> **Aim of the exercise**:
Without the pictures, set down every line of the data exactly.

> **Listed entries**:
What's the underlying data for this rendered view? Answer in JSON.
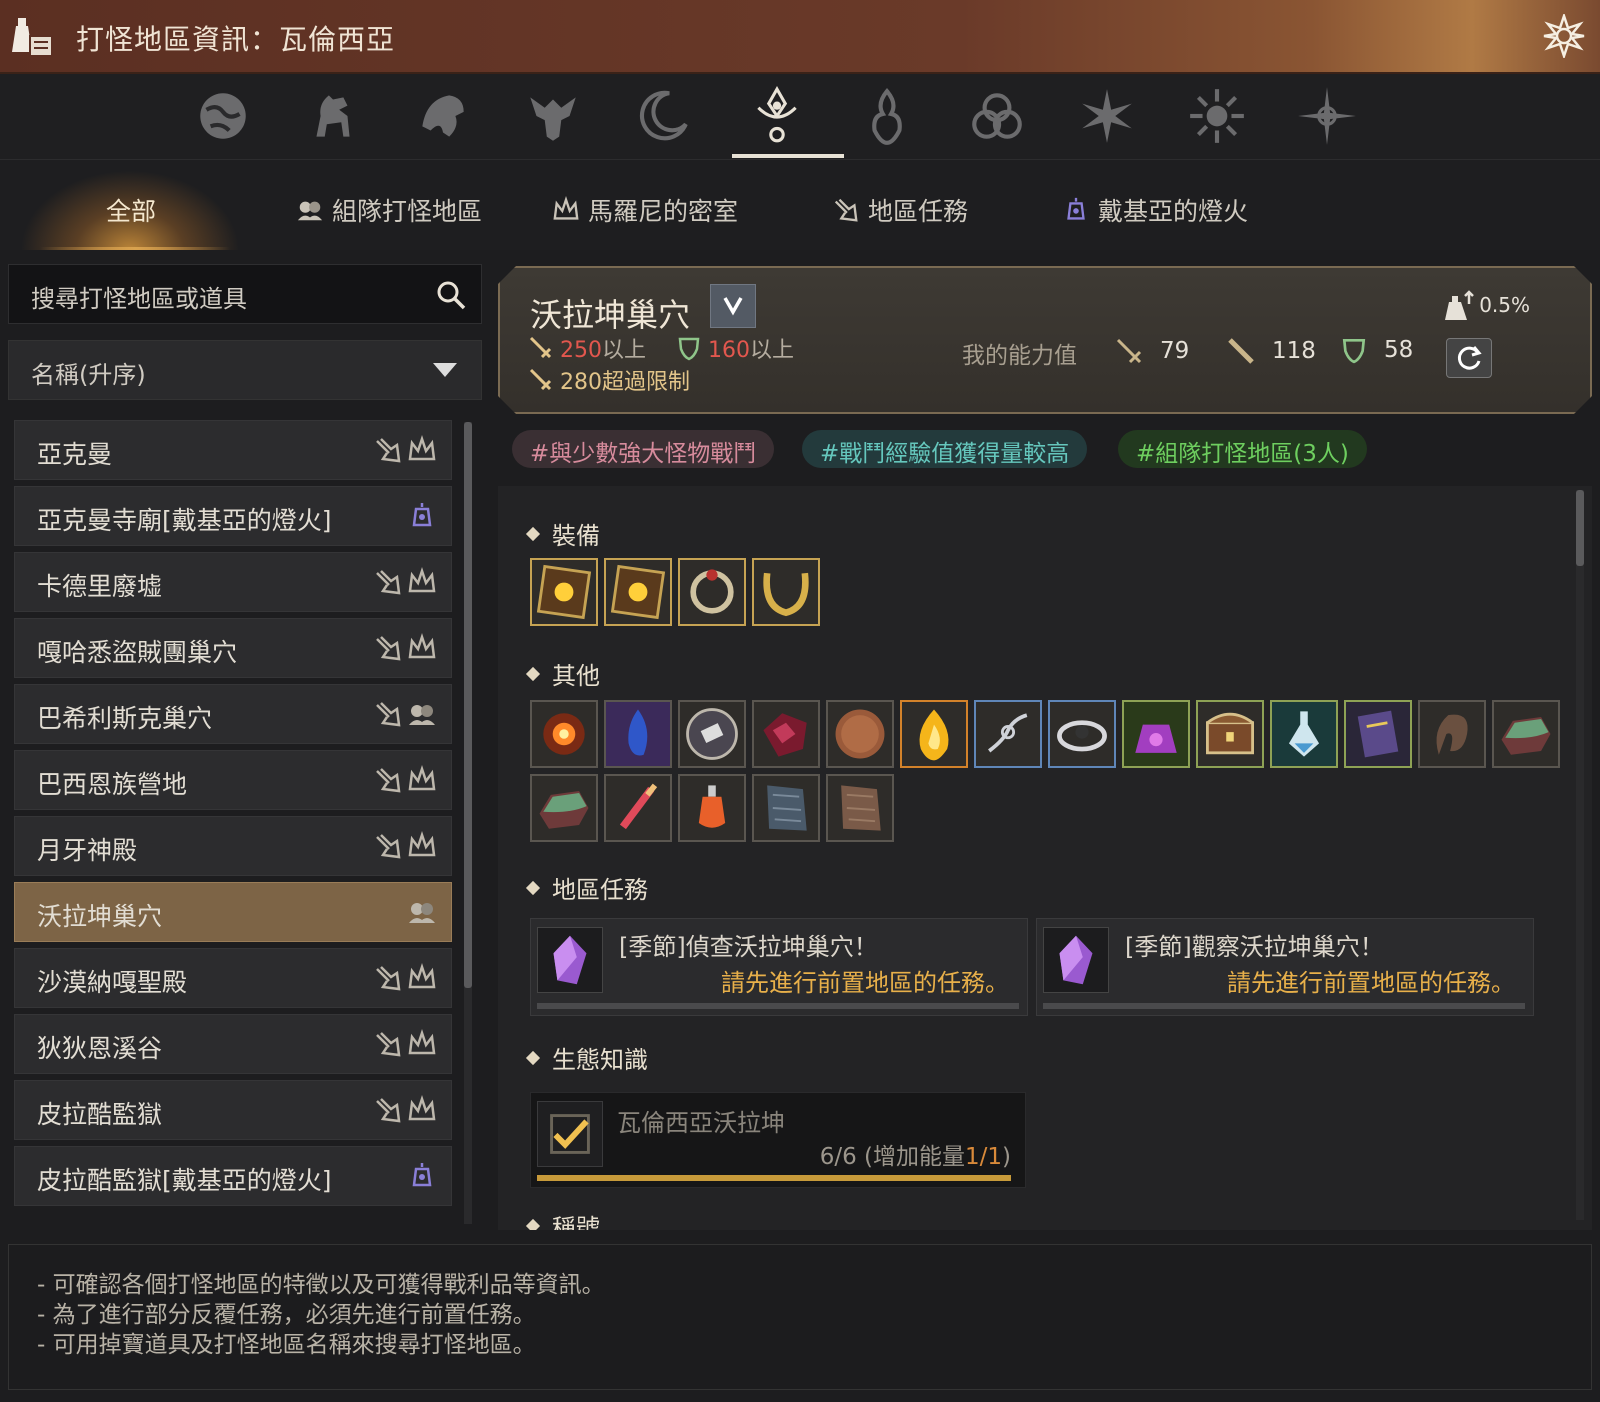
{
  "window": {
    "title": "打怪地區資訊：瓦倫西亞",
    "icon": "potion-scroll-icon",
    "close_icon": "ornate-close-icon"
  },
  "categories": [
    {
      "icon": "globe-icon"
    },
    {
      "icon": "horse-icon"
    },
    {
      "icon": "griffin-icon"
    },
    {
      "icon": "winged-crest-icon"
    },
    {
      "icon": "crescent-moon-icon"
    },
    {
      "icon": "valencia-emblem-icon",
      "active": true
    },
    {
      "icon": "flame-crest-icon"
    },
    {
      "icon": "triquetra-icon"
    },
    {
      "icon": "star-burst-icon"
    },
    {
      "icon": "sun-burst-icon"
    },
    {
      "icon": "compass-star-icon"
    }
  ],
  "tabs": [
    {
      "label": "全部",
      "icon": "",
      "active": true
    },
    {
      "label": "組隊打怪地區",
      "icon": "party-icon"
    },
    {
      "label": "馬羅尼的密室",
      "icon": "crown-icon"
    },
    {
      "label": "地區任務",
      "icon": "quest-icon"
    },
    {
      "label": "戴基亞的燈火",
      "icon": "lantern-icon"
    }
  ],
  "search": {
    "placeholder": "搜尋打怪地區或道具",
    "icon": "search-icon"
  },
  "sort": {
    "value": "名稱(升序)",
    "icon": "chevron-down-icon"
  },
  "zones": [
    {
      "name": "亞克曼",
      "icons": [
        "quest-icon",
        "crown-icon"
      ]
    },
    {
      "name": "亞克曼寺廟[戴基亞的燈火]",
      "icons": [
        "lantern-icon"
      ]
    },
    {
      "name": "卡德里廢墟",
      "icons": [
        "quest-icon",
        "crown-icon"
      ]
    },
    {
      "name": "嘎哈悉盜賊團巢穴",
      "icons": [
        "quest-icon",
        "crown-icon"
      ]
    },
    {
      "name": "巴希利斯克巢穴",
      "icons": [
        "quest-icon",
        "party-icon"
      ]
    },
    {
      "name": "巴西恩族營地",
      "icons": [
        "quest-icon",
        "crown-icon"
      ]
    },
    {
      "name": "月牙神殿",
      "icons": [
        "quest-icon",
        "crown-icon"
      ]
    },
    {
      "name": "沃拉坤巢穴",
      "icons": [
        "party-icon"
      ],
      "selected": true
    },
    {
      "name": "沙漠納嘎聖殿",
      "icons": [
        "quest-icon",
        "crown-icon"
      ]
    },
    {
      "name": "狄狄恩溪谷",
      "icons": [
        "quest-icon",
        "crown-icon"
      ]
    },
    {
      "name": "皮拉酷監獄",
      "icons": [
        "quest-icon",
        "crown-icon"
      ]
    },
    {
      "name": "皮拉酷監獄[戴基亞的燈火]",
      "icons": [
        "lantern-icon"
      ]
    }
  ],
  "detail": {
    "name": "沃拉坤巢穴",
    "req_ap_value": "250",
    "req_ap_suffix": "以上",
    "req_dp_value": "160",
    "req_dp_suffix": "以上",
    "cap_value": "280",
    "cap_suffix": "超過限制",
    "my_stats_label": "我的能力值",
    "my_ap": "79",
    "my_aap": "118",
    "my_dp": "58",
    "drop_rate": "0.5%"
  },
  "tags": [
    "#與少數強大怪物戰鬥",
    "#戰鬥經驗值獲得量較高",
    "#組隊打怪地區(3人)"
  ],
  "sections": {
    "equipment": "裝備",
    "other": "其他",
    "quests": "地區任務",
    "ecology": "生態知識",
    "titles": "稱號"
  },
  "equipment_items": [
    {
      "icon": "gold-earring-cube-icon"
    },
    {
      "icon": "gold-earring-cube-icon"
    },
    {
      "icon": "ring-icon"
    },
    {
      "icon": "necklace-icon"
    }
  ],
  "other_items": [
    {
      "icon": "fire-burst-icon"
    },
    {
      "icon": "blue-gem-icon"
    },
    {
      "icon": "crystal-orb-icon"
    },
    {
      "icon": "red-ore-icon"
    },
    {
      "icon": "copper-coin-icon"
    },
    {
      "icon": "flame-gem-icon"
    },
    {
      "icon": "silver-chain-icon"
    },
    {
      "icon": "eye-ring-icon"
    },
    {
      "icon": "purple-pouch-icon"
    },
    {
      "icon": "treasure-chest-icon"
    },
    {
      "icon": "elixir-bottle-icon"
    },
    {
      "icon": "scroll-icon"
    },
    {
      "icon": "brown-fang-icon"
    },
    {
      "icon": "green-ore-icon"
    },
    {
      "icon": "green-ore-icon"
    },
    {
      "icon": "red-brush-icon"
    },
    {
      "icon": "orange-potion-icon"
    },
    {
      "icon": "blue-hide-icon"
    },
    {
      "icon": "brown-hide-icon"
    }
  ],
  "quests": [
    {
      "name": "[季節]偵查沃拉坤巢穴！",
      "note": "請先進行前置地區的任務。",
      "icon": "purple-crystal-icon"
    },
    {
      "name": "[季節]觀察沃拉坤巢穴！",
      "note": "請先進行前置地區的任務。",
      "icon": "purple-crystal-icon"
    }
  ],
  "ecology": {
    "name": "瓦倫西亞沃拉坤",
    "progress": "6/6",
    "energy_prefix": "(增加能量",
    "energy_value": "1/1",
    "energy_suffix": ")",
    "icon": "check-icon"
  },
  "info_lines": [
    "- 可確認各個打怪地區的特徵以及可獲得戰利品等資訊。",
    "- 為了進行部分反覆任務，必須先進行前置任務。",
    "- 可用掉寶道具及打怪地區名稱來搜尋打怪地區。"
  ],
  "colors": {
    "accent_gold": "#e8b04a",
    "selected_row": "#7d6446",
    "title_bar": "#5b2f22"
  }
}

> **Result for this task**:
What's the underlying data for this rendered view? Answer in JSON.
{
  "window": {
    "title": "打怪地區資訊：瓦倫西亞",
    "icon": "potion-scroll-icon",
    "close_icon": "ornate-close-icon"
  },
  "categories": [
    {
      "icon": "globe-icon"
    },
    {
      "icon": "horse-icon"
    },
    {
      "icon": "griffin-icon"
    },
    {
      "icon": "winged-crest-icon"
    },
    {
      "icon": "crescent-moon-icon"
    },
    {
      "icon": "valencia-emblem-icon",
      "active": true
    },
    {
      "icon": "flame-crest-icon"
    },
    {
      "icon": "triquetra-icon"
    },
    {
      "icon": "star-burst-icon"
    },
    {
      "icon": "sun-burst-icon"
    },
    {
      "icon": "compass-star-icon"
    }
  ],
  "tabs": [
    {
      "label": "全部",
      "icon": "",
      "active": true
    },
    {
      "label": "組隊打怪地區",
      "icon": "party-icon"
    },
    {
      "label": "馬羅尼的密室",
      "icon": "crown-icon"
    },
    {
      "label": "地區任務",
      "icon": "quest-icon"
    },
    {
      "label": "戴基亞的燈火",
      "icon": "lantern-icon"
    }
  ],
  "search": {
    "placeholder": "搜尋打怪地區或道具",
    "icon": "search-icon"
  },
  "sort": {
    "value": "名稱(升序)",
    "icon": "chevron-down-icon"
  },
  "zones": [
    {
      "name": "亞克曼",
      "icons": [
        "quest-icon",
        "crown-icon"
      ]
    },
    {
      "name": "亞克曼寺廟[戴基亞的燈火]",
      "icons": [
        "lantern-icon"
      ]
    },
    {
      "name": "卡德里廢墟",
      "icons": [
        "quest-icon",
        "crown-icon"
      ]
    },
    {
      "name": "嘎哈悉盜賊團巢穴",
      "icons": [
        "quest-icon",
        "crown-icon"
      ]
    },
    {
      "name": "巴希利斯克巢穴",
      "icons": [
        "quest-icon",
        "party-icon"
      ]
    },
    {
      "name": "巴西恩族營地",
      "icons": [
        "quest-icon",
        "crown-icon"
      ]
    },
    {
      "name": "月牙神殿",
      "icons": [
        "quest-icon",
        "crown-icon"
      ]
    },
    {
      "name": "沃拉坤巢穴",
      "icons": [
        "party-icon"
      ],
      "selected": true
    },
    {
      "name": "沙漠納嘎聖殿",
      "icons": [
        "quest-icon",
        "crown-icon"
      ]
    },
    {
      "name": "狄狄恩溪谷",
      "icons": [
        "quest-icon",
        "crown-icon"
      ]
    },
    {
      "name": "皮拉酷監獄",
      "icons": [
        "quest-icon",
        "crown-icon"
      ]
    },
    {
      "name": "皮拉酷監獄[戴基亞的燈火]",
      "icons": [
        "lantern-icon"
      ]
    }
  ],
  "detail": {
    "name": "沃拉坤巢穴",
    "req_ap_value": "250",
    "req_ap_suffix": "以上",
    "req_dp_value": "160",
    "req_dp_suffix": "以上",
    "cap_value": "280",
    "cap_suffix": "超過限制",
    "my_stats_label": "我的能力值",
    "my_ap": "79",
    "my_aap": "118",
    "my_dp": "58",
    "drop_rate": "0.5%"
  },
  "tags": [
    "#與少數強大怪物戰鬥",
    "#戰鬥經驗值獲得量較高",
    "#組隊打怪地區(3人)"
  ],
  "sections": {
    "equipment": "裝備",
    "other": "其他",
    "quests": "地區任務",
    "ecology": "生態知識",
    "titles": "稱號"
  },
  "equipment_items": [
    {
      "icon": "gold-earring-cube-icon"
    },
    {
      "icon": "gold-earring-cube-icon"
    },
    {
      "icon": "ring-icon"
    },
    {
      "icon": "necklace-icon"
    }
  ],
  "other_items": [
    {
      "icon": "fire-burst-icon"
    },
    {
      "icon": "blue-gem-icon"
    },
    {
      "icon": "crystal-orb-icon"
    },
    {
      "icon": "red-ore-icon"
    },
    {
      "icon": "copper-coin-icon"
    },
    {
      "icon": "flame-gem-icon"
    },
    {
      "icon": "silver-chain-icon"
    },
    {
      "icon": "eye-ring-icon"
    },
    {
      "icon": "purple-pouch-icon"
    },
    {
      "icon": "treasure-chest-icon"
    },
    {
      "icon": "elixir-bottle-icon"
    },
    {
      "icon": "scroll-icon"
    },
    {
      "icon": "brown-fang-icon"
    },
    {
      "icon": "green-ore-icon"
    },
    {
      "icon": "green-ore-icon"
    },
    {
      "icon": "red-brush-icon"
    },
    {
      "icon": "orange-potion-icon"
    },
    {
      "icon": "blue-hide-icon"
    },
    {
      "icon": "brown-hide-icon"
    }
  ],
  "quests": [
    {
      "name": "[季節]偵查沃拉坤巢穴！",
      "note": "請先進行前置地區的任務。",
      "icon": "purple-crystal-icon"
    },
    {
      "name": "[季節]觀察沃拉坤巢穴！",
      "note": "請先進行前置地區的任務。",
      "icon": "purple-crystal-icon"
    }
  ],
  "ecology": {
    "name": "瓦倫西亞沃拉坤",
    "progress": "6/6",
    "energy_prefix": "(增加能量",
    "energy_value": "1/1",
    "energy_suffix": ")",
    "icon": "check-icon"
  },
  "info_lines": [
    "- 可確認各個打怪地區的特徵以及可獲得戰利品等資訊。",
    "- 為了進行部分反覆任務，必須先進行前置任務。",
    "- 可用掉寶道具及打怪地區名稱來搜尋打怪地區。"
  ],
  "colors": {
    "accent_gold": "#e8b04a",
    "selected_row": "#7d6446",
    "title_bar": "#5b2f22"
  }
}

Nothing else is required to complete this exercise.